§ Problem requirements
Find the word "High" in the data. Return every line where it appears.

________________________

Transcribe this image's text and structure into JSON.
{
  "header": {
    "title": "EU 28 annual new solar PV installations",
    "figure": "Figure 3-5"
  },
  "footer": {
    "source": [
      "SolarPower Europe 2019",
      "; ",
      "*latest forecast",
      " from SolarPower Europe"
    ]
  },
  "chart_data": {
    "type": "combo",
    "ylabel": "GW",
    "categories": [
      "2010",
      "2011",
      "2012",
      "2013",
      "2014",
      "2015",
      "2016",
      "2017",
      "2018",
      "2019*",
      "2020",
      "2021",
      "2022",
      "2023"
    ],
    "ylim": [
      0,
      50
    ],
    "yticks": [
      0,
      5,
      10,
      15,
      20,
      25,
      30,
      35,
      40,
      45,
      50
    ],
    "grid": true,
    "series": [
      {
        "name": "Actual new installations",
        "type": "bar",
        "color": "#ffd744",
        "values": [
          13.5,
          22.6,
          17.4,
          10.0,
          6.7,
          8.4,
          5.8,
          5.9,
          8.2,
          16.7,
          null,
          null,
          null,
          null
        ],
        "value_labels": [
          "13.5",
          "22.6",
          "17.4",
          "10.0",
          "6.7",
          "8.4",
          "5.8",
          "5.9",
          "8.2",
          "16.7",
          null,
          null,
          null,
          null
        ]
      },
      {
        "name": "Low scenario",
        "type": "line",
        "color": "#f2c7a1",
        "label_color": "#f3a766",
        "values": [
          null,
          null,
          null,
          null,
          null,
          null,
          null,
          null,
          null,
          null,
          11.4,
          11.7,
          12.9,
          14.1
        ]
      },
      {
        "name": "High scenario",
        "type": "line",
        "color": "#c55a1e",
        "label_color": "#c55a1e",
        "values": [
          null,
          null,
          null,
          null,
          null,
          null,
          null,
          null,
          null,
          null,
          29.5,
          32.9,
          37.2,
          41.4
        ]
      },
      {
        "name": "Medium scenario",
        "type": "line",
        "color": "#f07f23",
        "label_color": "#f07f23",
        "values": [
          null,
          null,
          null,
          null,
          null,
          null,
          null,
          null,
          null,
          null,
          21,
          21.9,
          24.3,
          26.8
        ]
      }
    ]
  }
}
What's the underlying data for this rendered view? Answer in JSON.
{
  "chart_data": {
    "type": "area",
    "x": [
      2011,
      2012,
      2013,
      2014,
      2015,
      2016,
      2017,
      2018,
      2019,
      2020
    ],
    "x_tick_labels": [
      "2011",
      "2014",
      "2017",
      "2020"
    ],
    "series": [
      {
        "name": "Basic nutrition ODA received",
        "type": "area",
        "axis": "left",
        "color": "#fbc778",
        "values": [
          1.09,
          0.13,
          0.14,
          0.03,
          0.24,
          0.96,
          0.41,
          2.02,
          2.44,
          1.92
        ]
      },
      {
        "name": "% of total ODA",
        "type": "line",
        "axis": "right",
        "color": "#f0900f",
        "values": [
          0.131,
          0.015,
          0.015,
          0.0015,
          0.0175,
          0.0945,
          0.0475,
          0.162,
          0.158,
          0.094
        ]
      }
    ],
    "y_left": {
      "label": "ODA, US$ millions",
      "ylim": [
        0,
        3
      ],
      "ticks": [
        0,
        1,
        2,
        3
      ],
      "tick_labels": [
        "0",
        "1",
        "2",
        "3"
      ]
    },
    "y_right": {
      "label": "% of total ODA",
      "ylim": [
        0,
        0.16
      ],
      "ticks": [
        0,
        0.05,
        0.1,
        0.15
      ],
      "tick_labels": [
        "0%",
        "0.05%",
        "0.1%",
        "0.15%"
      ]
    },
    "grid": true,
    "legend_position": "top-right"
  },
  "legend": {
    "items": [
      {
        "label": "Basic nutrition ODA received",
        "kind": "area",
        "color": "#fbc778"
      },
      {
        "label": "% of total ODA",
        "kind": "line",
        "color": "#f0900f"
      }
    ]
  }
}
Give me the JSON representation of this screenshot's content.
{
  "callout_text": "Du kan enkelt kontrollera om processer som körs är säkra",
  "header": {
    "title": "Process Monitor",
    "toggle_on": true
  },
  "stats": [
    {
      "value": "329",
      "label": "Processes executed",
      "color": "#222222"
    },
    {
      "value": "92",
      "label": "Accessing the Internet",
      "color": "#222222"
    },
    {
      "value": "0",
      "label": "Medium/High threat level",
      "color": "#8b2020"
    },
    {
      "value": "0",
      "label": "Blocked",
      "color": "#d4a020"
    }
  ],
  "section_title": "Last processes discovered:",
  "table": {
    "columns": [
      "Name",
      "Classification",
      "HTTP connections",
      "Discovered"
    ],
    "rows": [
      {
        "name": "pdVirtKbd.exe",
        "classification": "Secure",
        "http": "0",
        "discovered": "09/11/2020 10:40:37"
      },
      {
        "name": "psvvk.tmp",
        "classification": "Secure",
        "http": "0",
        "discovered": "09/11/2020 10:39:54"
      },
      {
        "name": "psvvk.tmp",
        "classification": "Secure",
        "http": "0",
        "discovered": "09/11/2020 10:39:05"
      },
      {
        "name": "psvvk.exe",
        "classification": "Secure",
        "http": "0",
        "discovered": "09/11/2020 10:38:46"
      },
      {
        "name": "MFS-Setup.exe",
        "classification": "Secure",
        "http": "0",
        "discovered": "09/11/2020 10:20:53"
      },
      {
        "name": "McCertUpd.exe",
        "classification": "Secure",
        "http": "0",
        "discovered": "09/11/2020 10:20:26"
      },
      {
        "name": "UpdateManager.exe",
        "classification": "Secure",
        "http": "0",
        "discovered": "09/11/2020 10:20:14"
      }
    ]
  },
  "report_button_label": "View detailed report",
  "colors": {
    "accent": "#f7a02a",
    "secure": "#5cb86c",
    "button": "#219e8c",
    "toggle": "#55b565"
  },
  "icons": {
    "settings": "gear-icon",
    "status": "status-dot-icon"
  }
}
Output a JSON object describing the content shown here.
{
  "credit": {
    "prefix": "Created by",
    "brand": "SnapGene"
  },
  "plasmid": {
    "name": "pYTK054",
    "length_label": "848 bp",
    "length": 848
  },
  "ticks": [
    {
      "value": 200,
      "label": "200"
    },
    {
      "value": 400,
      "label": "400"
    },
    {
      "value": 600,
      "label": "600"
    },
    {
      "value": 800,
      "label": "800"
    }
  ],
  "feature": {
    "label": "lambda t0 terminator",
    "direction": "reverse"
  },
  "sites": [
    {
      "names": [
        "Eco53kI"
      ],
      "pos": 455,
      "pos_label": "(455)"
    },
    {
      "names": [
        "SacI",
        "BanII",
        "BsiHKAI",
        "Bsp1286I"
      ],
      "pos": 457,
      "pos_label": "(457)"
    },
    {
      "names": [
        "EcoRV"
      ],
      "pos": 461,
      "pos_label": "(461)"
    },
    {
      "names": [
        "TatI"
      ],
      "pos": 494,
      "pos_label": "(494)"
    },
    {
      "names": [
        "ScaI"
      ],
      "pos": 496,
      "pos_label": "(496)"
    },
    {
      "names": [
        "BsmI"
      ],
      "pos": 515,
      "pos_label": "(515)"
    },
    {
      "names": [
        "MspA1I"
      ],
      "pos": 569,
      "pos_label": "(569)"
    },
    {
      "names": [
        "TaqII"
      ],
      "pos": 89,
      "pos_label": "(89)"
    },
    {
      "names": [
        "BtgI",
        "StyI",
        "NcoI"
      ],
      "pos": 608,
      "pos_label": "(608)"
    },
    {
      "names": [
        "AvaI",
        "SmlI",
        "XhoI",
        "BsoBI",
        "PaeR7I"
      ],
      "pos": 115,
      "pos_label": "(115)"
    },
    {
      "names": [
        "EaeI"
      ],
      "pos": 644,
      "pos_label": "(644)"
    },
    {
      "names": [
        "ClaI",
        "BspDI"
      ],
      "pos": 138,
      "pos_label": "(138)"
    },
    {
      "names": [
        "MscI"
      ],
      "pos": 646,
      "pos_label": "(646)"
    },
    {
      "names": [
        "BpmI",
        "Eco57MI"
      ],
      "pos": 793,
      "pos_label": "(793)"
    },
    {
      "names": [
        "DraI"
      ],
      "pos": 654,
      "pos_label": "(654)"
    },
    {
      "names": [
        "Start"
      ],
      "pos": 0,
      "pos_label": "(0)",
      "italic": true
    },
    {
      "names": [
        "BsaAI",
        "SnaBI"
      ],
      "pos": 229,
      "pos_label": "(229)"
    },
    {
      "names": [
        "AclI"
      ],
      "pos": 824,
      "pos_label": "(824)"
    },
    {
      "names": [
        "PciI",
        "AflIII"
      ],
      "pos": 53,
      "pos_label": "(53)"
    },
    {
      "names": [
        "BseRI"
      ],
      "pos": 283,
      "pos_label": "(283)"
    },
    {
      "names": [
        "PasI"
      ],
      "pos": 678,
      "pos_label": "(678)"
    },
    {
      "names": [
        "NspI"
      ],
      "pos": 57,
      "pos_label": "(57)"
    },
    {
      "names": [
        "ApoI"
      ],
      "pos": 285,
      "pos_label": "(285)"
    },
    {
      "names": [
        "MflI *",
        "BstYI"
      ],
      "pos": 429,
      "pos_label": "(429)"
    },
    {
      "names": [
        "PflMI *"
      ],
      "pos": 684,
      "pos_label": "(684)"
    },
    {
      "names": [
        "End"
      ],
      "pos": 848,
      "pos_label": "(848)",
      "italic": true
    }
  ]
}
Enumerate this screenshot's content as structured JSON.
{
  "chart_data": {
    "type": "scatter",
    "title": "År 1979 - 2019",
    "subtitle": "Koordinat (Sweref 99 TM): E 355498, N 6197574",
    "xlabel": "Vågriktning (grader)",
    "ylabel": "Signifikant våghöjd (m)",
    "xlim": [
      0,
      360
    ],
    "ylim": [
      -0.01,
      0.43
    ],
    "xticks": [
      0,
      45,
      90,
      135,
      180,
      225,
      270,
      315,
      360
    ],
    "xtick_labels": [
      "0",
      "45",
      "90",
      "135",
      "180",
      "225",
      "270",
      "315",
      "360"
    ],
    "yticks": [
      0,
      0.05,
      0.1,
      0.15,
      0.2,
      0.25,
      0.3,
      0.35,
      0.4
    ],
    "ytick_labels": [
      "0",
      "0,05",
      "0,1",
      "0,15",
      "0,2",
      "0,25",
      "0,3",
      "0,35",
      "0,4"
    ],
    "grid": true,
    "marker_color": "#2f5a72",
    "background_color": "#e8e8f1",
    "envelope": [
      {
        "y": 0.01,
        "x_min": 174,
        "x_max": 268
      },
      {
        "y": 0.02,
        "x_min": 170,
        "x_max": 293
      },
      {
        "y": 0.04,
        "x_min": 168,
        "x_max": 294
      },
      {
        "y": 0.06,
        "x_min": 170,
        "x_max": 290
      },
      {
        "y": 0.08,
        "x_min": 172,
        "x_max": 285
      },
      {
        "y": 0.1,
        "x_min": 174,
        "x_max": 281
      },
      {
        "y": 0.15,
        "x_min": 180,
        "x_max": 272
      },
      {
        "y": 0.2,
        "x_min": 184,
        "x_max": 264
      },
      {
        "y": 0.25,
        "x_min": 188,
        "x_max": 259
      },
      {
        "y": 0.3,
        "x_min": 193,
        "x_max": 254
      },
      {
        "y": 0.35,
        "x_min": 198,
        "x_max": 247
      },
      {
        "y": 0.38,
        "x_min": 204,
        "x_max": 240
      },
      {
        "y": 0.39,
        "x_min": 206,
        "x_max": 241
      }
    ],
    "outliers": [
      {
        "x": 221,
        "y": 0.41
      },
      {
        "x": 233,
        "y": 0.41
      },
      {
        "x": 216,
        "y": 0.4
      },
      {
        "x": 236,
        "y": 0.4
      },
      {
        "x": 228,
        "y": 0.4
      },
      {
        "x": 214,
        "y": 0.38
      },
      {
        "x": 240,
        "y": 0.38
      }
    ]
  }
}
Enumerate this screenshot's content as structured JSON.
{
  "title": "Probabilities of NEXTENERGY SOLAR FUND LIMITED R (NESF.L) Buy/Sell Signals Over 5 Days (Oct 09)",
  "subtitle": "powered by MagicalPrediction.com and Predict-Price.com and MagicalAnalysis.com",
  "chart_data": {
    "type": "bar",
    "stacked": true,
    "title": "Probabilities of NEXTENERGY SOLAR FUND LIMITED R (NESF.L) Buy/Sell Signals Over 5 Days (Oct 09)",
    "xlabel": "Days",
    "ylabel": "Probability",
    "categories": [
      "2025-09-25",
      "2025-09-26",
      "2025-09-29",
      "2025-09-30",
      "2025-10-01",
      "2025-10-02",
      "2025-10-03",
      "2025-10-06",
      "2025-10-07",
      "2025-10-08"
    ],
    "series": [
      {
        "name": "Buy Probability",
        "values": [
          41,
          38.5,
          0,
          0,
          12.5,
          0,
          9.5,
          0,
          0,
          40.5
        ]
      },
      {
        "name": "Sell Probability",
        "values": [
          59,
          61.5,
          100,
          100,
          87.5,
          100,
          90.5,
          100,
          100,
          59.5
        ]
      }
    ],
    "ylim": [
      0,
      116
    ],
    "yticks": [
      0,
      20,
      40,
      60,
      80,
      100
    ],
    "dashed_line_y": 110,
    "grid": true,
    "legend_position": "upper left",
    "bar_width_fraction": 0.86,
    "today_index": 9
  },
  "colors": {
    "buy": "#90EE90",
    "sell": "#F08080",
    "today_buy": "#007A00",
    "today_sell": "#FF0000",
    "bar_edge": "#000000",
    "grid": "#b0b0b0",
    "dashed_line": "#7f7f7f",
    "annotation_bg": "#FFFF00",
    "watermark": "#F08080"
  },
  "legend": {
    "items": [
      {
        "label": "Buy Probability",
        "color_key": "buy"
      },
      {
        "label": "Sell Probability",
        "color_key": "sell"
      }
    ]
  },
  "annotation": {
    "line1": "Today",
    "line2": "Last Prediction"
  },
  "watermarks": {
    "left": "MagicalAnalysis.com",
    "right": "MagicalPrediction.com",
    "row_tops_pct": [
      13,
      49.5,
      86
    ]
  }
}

________________________

§ Answer to the exercise
        "name": "High scenario",
      "label": "Medium/High threat level",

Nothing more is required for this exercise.